EXERCISE TASK> Answer with a number only: how many lines of the data contain "fields"?

━━━━━━━━

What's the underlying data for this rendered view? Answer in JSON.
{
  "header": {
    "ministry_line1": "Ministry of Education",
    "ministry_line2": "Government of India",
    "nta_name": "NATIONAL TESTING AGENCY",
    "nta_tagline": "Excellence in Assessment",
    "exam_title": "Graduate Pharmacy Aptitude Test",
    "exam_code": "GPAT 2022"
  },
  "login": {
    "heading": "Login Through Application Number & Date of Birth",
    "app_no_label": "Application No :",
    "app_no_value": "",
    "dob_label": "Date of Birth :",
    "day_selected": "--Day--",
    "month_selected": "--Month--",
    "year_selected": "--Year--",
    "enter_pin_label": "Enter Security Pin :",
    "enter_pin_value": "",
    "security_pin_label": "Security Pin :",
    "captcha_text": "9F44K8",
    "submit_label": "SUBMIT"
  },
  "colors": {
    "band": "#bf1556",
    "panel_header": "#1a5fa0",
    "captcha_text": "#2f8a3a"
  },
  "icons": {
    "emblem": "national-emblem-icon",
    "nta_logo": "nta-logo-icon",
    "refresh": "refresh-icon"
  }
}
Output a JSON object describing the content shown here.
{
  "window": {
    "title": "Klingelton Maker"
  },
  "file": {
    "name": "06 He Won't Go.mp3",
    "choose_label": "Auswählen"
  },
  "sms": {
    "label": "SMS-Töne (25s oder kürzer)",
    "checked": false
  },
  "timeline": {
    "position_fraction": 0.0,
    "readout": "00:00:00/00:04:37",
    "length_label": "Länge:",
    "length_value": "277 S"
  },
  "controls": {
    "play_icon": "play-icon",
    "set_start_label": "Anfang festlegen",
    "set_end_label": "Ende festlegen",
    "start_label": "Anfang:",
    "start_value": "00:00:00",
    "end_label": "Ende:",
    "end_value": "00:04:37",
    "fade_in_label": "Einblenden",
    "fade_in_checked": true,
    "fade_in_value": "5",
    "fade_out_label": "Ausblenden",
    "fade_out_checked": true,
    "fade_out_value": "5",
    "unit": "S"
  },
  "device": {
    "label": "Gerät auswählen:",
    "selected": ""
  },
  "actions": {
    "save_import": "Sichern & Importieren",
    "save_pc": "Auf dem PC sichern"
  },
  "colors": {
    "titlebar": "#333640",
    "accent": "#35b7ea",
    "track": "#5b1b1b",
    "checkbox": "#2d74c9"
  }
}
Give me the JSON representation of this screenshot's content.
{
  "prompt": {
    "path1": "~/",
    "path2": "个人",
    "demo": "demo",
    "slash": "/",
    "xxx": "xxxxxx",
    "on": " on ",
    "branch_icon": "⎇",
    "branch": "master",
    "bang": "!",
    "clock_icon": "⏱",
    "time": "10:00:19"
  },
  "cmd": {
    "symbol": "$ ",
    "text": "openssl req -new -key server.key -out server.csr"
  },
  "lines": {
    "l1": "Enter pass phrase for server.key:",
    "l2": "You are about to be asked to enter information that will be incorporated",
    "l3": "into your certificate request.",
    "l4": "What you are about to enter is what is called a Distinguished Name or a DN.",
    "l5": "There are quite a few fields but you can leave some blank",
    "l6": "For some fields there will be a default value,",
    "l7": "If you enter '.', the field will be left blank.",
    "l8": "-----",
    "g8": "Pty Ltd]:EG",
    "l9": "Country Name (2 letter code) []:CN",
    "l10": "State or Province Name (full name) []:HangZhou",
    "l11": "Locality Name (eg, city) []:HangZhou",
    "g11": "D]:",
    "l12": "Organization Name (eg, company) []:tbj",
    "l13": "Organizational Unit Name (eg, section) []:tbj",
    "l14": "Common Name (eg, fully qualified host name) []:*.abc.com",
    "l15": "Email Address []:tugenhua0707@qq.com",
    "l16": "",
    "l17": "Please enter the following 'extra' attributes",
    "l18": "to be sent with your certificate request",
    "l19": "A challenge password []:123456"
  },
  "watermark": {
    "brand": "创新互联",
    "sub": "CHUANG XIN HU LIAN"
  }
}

━━━━━━━━

RESULT BELOW> 2